Jimmy Wales may have created the world’s fifth most visited site, but the Wikipedia founder still sees himself as an entrepreneur. “It’s in my nature,” he said in an interview with Creator Magazine. “I wake up every day and I want to do the most interesting thing I can.” Besides Wikipedia, Wales started Wikia, a for-profit platform for fan groups, in 2004. Looking at the current era of clickbait and fake news, he realized he had more work to do, and WikiTribune began.
WikiTribune will be a transparent news platform that welcomes readers to check the sources for themselves. And, bearing the “wiki” moniker, it will draw from a community of editors (similar to the commited corps of editors on Wikipedia), who will work alongside journalists.
Co-founded by Wales and human rights lawyer Orit Kopel, WikiTribune was named a London Creator Awards finalist in September and is preparing for a content launch later this year. Wales took time to share with the Creator community at bit more about his vision for Wikipeda, the “bad business decisions” that have defined his career, and where he gets his entrepreneurial spirit. You’re looking for funding for WikiTribune in creative ways, such as the Creator Awards. How else are you going to fund this project?
We’re launching using no advertising and no paywall. Readers will support the journalist. It’s a bad business decision, but that’s how I’ve built my career so far.
It’s still in the early days, but so far we’ve launched with a crowdfunding campaign. We’re also maintaining a low-cost model. [WikiTribune] will be digital only. Not having the overhead of advertising sales operations is important. And as much as possible, people will work remotely. We’ll go with really flexible office arrangements in London rather than one big office. (Editor’s note: The team worked out of WeWork Paddington Station for a duration.)
“It’s a bad business decision, but that’s how I’ve built my career so far.”
What kind of stories will your team tackle?
With 10 journalists, you can’t compete head to head with the New York Times, the Guardian, or the Washington Post. We think our business model drives us in a certain direction. It pushes us away from same stories everyone else is doing and more toward long-form, deeper content—the type of stories people can really engage with. When someone reads to the bottom of an article, they need to find it informative and think, “I support this. This is the kind of world I need to live in.”
What format will you go with—text, video, a blend?
Because we’re working with volunteer editors, it’s easier to collaborate on text than on video. One of our precepts is evidence-based journalism, which means we want to publish transcripts of all interviews and link to all sources. That does lead to a fair amount of video and audio content, in terms of supportive items.

» **The data**:

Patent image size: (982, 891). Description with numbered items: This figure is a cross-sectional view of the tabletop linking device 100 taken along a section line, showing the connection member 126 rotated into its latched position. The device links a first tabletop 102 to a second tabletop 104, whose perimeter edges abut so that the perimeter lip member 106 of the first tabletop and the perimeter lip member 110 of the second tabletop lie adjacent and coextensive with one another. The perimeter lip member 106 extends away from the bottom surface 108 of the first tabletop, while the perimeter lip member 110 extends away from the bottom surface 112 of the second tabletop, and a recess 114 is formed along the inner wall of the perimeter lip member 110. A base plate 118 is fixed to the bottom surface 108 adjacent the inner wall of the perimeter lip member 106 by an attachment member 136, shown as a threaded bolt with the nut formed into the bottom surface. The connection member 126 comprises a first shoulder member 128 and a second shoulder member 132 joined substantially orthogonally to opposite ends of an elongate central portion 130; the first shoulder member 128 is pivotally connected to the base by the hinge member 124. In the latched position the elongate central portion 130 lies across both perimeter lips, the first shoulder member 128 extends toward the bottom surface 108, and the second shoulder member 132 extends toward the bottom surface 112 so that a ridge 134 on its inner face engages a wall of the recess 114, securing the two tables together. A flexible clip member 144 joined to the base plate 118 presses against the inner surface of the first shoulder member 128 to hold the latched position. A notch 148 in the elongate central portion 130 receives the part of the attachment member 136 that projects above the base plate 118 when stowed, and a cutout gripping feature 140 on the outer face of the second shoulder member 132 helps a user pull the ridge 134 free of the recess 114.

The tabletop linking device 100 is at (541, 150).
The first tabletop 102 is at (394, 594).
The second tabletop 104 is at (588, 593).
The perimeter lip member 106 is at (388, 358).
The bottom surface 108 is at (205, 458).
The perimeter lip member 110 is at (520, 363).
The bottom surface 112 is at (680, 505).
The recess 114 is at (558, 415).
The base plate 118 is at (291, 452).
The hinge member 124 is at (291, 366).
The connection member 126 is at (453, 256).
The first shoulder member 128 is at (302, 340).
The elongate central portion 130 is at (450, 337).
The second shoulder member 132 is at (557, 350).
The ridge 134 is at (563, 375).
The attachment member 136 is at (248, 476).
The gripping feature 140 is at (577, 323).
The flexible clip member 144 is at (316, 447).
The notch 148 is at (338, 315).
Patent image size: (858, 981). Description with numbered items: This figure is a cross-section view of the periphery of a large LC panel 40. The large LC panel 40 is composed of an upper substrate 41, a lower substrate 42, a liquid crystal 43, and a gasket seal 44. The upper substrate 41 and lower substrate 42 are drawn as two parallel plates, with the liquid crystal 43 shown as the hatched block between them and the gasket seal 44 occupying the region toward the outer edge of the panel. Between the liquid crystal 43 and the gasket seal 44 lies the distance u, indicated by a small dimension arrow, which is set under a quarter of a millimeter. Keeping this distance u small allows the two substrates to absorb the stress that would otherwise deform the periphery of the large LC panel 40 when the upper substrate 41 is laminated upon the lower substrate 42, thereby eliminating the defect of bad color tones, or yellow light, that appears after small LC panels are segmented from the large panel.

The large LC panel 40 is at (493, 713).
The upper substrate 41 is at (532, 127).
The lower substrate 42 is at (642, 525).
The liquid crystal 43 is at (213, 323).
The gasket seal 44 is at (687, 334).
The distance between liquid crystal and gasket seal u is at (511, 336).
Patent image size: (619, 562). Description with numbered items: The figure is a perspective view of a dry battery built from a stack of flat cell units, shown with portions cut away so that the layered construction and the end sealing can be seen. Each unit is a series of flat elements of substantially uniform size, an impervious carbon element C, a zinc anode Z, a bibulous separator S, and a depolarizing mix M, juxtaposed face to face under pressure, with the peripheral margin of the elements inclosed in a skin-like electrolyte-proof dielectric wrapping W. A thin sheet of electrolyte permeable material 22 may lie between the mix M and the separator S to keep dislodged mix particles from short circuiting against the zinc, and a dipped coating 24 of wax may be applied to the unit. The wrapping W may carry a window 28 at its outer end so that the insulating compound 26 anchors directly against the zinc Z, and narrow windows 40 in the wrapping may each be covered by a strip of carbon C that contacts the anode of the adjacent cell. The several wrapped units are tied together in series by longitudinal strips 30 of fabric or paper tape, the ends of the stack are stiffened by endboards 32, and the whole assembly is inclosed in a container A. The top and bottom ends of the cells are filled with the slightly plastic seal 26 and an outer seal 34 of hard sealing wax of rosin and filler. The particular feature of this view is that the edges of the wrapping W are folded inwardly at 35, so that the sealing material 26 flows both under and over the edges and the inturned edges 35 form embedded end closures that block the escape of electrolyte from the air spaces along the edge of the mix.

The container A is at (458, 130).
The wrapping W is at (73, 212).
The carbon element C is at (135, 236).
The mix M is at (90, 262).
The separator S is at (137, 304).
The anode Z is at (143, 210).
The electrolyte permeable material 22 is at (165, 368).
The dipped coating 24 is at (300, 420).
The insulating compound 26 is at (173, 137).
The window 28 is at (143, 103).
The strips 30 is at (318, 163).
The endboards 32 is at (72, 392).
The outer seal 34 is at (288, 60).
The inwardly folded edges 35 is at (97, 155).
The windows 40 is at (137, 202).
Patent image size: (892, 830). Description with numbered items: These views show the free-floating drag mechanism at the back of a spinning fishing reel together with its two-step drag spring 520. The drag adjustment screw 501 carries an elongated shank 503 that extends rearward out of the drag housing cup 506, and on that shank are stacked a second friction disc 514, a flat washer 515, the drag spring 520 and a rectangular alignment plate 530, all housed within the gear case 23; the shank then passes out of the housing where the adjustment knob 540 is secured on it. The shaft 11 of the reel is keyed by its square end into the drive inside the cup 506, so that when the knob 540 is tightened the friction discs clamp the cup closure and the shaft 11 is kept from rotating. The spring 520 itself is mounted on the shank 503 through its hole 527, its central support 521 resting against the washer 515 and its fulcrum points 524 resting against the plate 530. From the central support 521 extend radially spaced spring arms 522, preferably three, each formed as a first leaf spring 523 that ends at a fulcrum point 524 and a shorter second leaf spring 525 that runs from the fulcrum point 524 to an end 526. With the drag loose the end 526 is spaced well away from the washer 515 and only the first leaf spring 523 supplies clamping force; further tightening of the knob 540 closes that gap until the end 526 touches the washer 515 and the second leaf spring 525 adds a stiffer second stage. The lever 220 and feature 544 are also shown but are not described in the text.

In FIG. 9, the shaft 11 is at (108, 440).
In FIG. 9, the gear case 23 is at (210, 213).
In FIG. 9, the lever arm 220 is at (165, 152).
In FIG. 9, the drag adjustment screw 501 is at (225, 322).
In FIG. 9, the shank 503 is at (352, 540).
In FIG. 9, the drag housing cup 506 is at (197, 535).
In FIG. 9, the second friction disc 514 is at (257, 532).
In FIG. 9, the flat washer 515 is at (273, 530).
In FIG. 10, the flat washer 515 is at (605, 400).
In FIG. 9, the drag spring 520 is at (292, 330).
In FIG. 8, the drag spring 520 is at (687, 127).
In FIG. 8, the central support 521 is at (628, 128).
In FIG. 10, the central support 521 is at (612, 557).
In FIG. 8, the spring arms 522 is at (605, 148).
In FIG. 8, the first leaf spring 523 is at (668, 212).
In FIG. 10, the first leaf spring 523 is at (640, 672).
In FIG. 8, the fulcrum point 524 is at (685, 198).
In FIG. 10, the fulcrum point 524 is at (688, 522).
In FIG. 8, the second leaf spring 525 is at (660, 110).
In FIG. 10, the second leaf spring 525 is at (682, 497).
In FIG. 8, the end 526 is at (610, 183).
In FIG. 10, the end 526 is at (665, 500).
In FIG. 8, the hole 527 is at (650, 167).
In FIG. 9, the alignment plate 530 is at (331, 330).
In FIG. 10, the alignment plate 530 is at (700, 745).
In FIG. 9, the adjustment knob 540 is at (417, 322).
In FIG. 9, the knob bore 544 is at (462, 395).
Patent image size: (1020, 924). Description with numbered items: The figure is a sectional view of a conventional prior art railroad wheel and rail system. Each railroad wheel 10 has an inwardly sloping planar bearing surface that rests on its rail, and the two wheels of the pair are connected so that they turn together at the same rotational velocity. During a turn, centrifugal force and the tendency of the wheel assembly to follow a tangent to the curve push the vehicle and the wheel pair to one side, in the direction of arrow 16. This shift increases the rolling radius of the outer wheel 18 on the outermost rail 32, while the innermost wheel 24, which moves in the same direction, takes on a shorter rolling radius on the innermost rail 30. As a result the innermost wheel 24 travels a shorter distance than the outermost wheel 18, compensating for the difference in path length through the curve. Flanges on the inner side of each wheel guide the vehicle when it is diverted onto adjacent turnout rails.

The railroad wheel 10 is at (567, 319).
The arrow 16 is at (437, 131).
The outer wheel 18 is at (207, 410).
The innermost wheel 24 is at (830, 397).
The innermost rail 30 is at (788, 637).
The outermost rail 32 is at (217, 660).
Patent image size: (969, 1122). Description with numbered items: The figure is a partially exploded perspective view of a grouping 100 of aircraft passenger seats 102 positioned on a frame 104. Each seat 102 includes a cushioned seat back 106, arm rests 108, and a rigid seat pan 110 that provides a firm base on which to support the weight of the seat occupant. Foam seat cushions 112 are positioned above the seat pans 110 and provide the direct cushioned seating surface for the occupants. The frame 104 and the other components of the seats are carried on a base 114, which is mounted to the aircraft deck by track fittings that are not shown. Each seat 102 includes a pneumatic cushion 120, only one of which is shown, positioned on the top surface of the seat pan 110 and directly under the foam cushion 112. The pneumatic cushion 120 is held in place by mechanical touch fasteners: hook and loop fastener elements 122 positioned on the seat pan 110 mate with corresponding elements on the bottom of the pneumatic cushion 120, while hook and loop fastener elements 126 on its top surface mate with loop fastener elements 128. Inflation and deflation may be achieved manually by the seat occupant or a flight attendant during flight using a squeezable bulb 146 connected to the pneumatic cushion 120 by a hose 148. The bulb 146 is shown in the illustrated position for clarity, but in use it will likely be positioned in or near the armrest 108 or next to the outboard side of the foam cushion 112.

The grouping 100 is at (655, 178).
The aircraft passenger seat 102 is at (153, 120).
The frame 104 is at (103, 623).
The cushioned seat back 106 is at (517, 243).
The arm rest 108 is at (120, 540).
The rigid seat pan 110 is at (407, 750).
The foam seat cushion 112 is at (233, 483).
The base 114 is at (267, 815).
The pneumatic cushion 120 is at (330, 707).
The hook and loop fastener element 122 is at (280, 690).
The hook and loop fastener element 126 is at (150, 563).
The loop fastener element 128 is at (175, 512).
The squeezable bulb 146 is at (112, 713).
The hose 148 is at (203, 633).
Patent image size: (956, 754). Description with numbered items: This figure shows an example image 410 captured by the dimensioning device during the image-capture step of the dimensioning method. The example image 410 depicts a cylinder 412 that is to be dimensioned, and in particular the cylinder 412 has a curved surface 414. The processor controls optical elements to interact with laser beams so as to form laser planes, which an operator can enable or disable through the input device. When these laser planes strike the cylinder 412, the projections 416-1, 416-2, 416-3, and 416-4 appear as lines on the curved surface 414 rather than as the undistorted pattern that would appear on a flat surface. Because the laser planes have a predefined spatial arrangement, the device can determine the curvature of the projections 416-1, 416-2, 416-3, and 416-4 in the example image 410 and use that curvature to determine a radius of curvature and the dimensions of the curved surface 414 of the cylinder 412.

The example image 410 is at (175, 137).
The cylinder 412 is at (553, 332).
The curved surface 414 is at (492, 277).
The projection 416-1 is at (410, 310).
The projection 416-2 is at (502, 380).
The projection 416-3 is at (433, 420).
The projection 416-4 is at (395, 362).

» **Task requirements**:
A. According to the Jimmy Wales interview, who co-founded WikiTribune with Wales?
B. Carry on the Jimmy Wales interview about WikiTribune, starting right after its final sentence.

» **Replies**:
A. Human rights lawyer Orit Kopel.

B.
[One of the driving factors behind the move to video journalism is that] the ad rates for video are much higher. Frankly, I think people would rather read the news.
Who have you been most excited to bring onto your team so far?
Peter Bale is the launch editor. He’s formerly a (Reuters journalist and) CEO of the Center for Public Integrity, and just very experienced and lovely. The team has a lot of young journalists, so he’ll be a fantastic coach to them and help everyone raise the bar.
Given your experience as an entrepreneur, what’s your expected timeline for WikiTribune?
We’ll quietly launch in stages. So far, we are not yet launched in terms of publishing to the public. That’s later this month. We’ll be in as many languages as possible. But it will take 10 years before it’s really fully mature. Things can grow quickly, but when you’re starting from a base of zero, [it’s challenging]. A lot of entrepreneurs have unrealistic expectations of short time frames.
“I don’t think journalism under the patronage of billionaires is a model that over the long-term is great.”
What model can support honest journalism? Do you see Amazon Founder Jeff Bezos’ purchase of the Washington Post as a negative or positive development?
I’m actually really happy about that. I’m happy Jeff Bezos is supporting journalism, but I don’t think journalism under the patronage of billionaires is a model that over the long-term is great. I’m more excited about things like the New York Times seeing digital subscriptions jump from 1 million to 1.8 million in a short time. That tells me the public is ready to pay money to support journalism.
Where do you get your news?
I’m very eclectic—my starting point is Google News because they have a lot of different sources.
When did you first sense that you had an entrepreneurial spirit?
My family was always very entrepreneurial. My uncle had a music store then computer store. My mother started a daycare center. My grandmother started a music school. There’s always been a passion for starting your own thing in my family. I never had pressure to get a job at a big company.
I’m always looking for software developers. Really good developers are like artists.